*WHAT IS ASKED:* Set down, without alteration, the lines from the one that contains "Convert this document image to plain text." through the final line of the material below.

— START —

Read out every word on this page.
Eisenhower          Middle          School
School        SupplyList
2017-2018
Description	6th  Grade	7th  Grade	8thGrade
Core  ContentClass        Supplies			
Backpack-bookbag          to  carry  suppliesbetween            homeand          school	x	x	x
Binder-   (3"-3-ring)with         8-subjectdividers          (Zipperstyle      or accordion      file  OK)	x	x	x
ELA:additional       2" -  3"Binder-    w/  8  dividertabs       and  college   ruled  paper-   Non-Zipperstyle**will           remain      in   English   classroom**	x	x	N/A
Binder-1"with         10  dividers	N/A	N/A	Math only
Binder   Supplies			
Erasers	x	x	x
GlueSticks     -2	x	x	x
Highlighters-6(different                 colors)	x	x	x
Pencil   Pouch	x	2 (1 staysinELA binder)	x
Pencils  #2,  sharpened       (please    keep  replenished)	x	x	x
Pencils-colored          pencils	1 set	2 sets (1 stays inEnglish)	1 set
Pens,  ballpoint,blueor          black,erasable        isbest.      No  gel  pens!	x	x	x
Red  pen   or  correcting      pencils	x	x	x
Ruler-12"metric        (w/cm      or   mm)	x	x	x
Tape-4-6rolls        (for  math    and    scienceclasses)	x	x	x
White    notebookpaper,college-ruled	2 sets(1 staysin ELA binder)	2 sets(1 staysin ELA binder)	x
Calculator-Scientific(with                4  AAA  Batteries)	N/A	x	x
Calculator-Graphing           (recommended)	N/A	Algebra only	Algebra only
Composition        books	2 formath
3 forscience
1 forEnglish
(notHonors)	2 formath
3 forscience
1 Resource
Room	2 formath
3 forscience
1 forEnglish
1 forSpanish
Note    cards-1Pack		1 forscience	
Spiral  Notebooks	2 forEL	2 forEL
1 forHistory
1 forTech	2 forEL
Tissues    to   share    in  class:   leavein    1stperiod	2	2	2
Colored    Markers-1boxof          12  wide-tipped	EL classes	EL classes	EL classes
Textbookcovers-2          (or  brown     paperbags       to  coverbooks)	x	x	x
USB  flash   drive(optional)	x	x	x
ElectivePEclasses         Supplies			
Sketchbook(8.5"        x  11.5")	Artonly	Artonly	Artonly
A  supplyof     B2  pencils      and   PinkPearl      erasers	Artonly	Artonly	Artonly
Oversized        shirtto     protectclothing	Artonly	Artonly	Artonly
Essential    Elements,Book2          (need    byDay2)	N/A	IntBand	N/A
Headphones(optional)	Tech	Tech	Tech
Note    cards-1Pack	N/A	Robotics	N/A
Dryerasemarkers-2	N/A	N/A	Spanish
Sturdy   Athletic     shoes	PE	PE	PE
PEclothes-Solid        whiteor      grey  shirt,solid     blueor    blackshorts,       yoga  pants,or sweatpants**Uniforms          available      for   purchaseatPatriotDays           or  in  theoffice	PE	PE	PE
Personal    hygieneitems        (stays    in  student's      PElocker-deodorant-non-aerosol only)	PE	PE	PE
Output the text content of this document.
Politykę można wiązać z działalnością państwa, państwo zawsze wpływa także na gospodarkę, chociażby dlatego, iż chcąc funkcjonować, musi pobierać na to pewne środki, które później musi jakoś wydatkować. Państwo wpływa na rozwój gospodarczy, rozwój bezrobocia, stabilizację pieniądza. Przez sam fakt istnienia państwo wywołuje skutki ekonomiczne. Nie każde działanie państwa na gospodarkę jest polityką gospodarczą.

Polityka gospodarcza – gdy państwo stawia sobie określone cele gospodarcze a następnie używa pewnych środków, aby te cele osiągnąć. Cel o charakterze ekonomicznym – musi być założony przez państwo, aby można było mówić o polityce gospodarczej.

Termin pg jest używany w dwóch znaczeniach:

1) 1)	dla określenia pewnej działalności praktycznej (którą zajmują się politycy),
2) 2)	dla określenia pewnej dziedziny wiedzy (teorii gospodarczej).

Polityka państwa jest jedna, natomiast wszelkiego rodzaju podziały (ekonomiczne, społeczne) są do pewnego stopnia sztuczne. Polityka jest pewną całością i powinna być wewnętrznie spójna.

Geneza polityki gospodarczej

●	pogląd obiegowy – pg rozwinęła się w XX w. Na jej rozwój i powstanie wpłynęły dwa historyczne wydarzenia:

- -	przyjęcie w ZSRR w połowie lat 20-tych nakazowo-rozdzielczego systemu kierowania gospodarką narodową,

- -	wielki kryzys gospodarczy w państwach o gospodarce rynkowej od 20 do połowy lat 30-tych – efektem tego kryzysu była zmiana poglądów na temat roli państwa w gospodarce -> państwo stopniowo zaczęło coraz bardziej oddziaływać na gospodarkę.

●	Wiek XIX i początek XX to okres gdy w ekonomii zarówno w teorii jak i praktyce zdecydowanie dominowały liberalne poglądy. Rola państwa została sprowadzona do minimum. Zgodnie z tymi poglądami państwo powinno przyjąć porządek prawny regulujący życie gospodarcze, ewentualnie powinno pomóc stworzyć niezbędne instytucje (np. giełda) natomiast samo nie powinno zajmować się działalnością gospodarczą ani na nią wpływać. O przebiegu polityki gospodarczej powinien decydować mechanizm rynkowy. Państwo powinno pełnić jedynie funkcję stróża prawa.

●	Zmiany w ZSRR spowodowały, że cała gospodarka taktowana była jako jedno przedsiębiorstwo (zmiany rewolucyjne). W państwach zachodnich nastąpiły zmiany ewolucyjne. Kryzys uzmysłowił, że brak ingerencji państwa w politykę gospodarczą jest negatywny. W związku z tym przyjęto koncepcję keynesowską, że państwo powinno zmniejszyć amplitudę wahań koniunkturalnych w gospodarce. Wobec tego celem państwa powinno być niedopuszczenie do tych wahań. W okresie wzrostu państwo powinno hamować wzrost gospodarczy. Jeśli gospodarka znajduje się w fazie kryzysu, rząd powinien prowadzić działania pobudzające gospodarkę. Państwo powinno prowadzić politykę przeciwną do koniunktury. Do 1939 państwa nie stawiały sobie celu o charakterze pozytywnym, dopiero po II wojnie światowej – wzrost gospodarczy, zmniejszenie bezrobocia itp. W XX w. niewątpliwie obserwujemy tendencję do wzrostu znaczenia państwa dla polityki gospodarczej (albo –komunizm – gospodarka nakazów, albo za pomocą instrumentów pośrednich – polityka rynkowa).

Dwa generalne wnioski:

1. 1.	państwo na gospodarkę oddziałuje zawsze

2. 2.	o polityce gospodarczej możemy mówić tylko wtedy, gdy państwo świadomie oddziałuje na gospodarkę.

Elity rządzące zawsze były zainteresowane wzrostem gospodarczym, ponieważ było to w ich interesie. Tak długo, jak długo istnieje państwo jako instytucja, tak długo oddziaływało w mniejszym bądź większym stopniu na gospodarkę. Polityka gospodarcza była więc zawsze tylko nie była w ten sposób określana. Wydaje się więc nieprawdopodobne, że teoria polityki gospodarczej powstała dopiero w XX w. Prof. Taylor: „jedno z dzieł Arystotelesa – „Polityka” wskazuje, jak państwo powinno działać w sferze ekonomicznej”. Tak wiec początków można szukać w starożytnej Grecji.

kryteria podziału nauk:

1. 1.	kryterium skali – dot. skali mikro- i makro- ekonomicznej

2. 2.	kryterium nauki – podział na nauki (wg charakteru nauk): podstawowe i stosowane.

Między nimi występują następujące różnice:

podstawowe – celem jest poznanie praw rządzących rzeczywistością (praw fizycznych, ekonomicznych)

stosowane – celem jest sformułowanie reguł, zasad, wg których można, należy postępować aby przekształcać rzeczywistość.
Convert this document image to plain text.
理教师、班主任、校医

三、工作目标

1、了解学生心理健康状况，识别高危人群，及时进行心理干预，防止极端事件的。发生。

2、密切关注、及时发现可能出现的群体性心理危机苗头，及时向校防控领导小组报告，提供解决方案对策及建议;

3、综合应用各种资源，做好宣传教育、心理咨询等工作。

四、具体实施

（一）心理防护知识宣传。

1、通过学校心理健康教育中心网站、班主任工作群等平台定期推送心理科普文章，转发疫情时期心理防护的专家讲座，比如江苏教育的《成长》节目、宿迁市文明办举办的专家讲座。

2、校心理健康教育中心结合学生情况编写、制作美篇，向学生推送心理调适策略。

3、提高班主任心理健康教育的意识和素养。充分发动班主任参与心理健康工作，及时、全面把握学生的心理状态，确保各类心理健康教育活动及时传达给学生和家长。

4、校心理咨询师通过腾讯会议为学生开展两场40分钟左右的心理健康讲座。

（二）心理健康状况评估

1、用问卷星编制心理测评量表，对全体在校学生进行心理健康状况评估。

— END —

*SOLUTION FOR THIS TASK:*
Convert this document image to plain text.
理教师、班主任、校医

三、工作目标

1、了解学生心理健康状况，识别高危人群，及时进行心理干预，防止极端事件的。发生。

2、密切关注、及时发现可能出现的群体性心理危机苗头，及时向校防控领导小组报告，提供解决方案对策及建议;

3、综合应用各种资源，做好宣传教育、心理咨询等工作。

四、具体实施

（一）心理防护知识宣传。

1、通过学校心理健康教育中心网站、班主任工作群等平台定期推送心理科普文章，转发疫情时期心理防护的专家讲座，比如江苏教育的《成长》节目、宿迁市文明办举办的专家讲座。

2、校心理健康教育中心结合学生情况编写、制作美篇，向学生推送心理调适策略。

3、提高班主任心理健康教育的意识和素养。充分发动班主任参与心理健康工作，及时、全面把握学生的心理状态，确保各类心理健康教育活动及时传达给学生和家长。

4、校心理咨询师通过腾讯会议为学生开展两场40分钟左右的心理健康讲座。

（二）心理健康状况评估

1、用问卷星编制心理测评量表，对全体在校学生进行心理健康状况评估。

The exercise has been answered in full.